Die Bürokratie muss weniger werden.
Die Bürgerlichen haben den Kampf gegen die Bürokratie wieder entdeckt. Innert weniger Wochen sind sowohl die FDP, Die Liberalen als auch der Schweizerische Gewerbeverband (SGV) mit neuen Vorhaben an die Öffentlichkeit getreten, um so dem Dschungel der Administration den Garaus zu machen. Sie versprechen sich davon eine Steigerung der Wettbewerbsfähigkeit, Produktivität und Innovationskraft und damit mehr Wachstum und Arbeitsplätze (ein Beitrag von: swissstaffing).
Der SGV will dafür sorgen, dass den KMU, die rund zwei Drittel aller Arbeitsplätze in der Schweiz stellen, die gebührende politische Anerkennung dafür zukommt. Er ist nicht mehr gewillt zu akzeptieren, dass den KMU immer mehr Auflagen und Vorschriften gemacht werden. Am letzten Gewerbekongress von Ende Mai haben die SGV-Mitglieder darum eine Resolution verabschiedet, mit der sie eine Reduktion der Regulierungskosten um 20 Prozent fordern.

Vorliegendes Material
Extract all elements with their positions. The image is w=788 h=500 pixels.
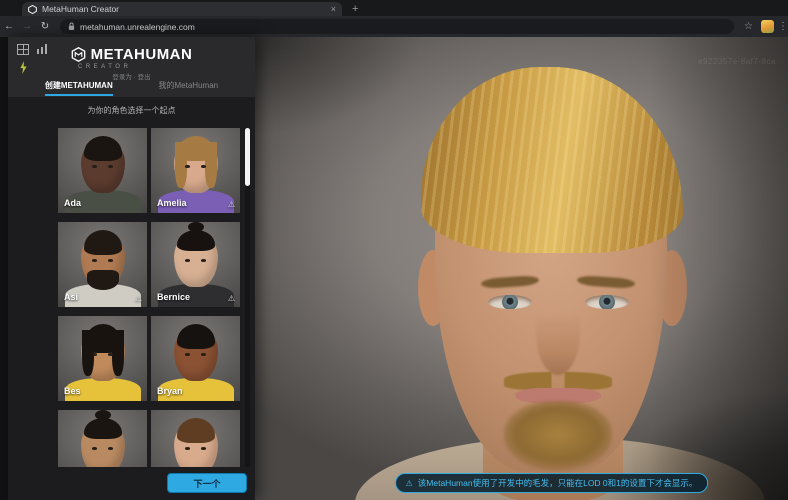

Die Aufgabe
Führe den Auszug über den bürgerlichen Kampf gegen die Bürokratie in der Schweiz nach seinem letzten Satz weiter.

Deine Antwort
Die Last der Regulierungen
Der Vorstoss des SGV basiert auf einer Studie über die Regulierungskosten in der Schweiz, die die KPMG in seinem Auftrag durchgeführt hat. In ausgewählten Bereichen wurden alle anfallenden Regulierungskosten gemessen, und darauf basierend wurde hochgerechnet, dass die Regulierungskosten in der Schweiz insgesamt über 50 Milliarden Franken betragen. Das entspricht rund 10 Prozent des BIP!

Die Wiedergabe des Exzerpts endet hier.